Using the records provided below, locate and copy each line that contains the word "FFFFFF".

━━━━━ Extracted information

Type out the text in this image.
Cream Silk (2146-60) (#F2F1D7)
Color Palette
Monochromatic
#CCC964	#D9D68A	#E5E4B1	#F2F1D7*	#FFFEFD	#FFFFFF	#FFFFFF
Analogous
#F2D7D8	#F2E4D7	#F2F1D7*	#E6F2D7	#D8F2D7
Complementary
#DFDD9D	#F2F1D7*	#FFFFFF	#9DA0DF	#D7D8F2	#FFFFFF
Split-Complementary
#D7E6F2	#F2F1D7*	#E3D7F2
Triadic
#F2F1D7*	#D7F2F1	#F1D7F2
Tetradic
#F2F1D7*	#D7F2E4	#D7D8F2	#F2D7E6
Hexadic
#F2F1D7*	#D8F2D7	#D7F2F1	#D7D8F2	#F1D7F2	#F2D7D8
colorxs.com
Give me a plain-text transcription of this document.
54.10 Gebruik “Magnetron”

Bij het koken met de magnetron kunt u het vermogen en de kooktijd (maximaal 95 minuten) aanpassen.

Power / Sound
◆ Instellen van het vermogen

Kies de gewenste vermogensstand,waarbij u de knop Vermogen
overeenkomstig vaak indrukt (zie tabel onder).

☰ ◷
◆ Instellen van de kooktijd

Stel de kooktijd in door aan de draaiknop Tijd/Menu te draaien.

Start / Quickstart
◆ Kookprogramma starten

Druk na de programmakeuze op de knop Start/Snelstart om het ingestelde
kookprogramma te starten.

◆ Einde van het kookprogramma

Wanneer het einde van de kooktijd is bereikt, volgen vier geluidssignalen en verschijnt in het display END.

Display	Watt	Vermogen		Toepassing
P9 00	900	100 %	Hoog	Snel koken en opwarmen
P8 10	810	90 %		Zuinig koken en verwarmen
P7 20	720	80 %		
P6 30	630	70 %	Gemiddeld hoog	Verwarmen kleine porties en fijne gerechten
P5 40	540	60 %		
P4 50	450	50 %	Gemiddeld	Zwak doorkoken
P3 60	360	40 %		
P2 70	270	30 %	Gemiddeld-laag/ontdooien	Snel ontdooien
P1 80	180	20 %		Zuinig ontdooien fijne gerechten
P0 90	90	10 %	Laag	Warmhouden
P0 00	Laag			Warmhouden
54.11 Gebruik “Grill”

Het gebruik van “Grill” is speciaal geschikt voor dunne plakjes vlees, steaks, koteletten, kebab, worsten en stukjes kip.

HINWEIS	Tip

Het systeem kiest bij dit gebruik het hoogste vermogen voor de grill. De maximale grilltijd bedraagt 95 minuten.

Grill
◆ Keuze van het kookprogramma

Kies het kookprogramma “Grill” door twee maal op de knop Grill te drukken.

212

━━━━━━━━━━

» Final result
#CCC964	#D9D68A	#E5E4B1	#F2F1D7*	#FFFEFD	#FFFFFF	#FFFFFF
#DFDD9D	#F2F1D7*	#FFFFFF	#9DA0DF	#D7D8F2	#FFFFFF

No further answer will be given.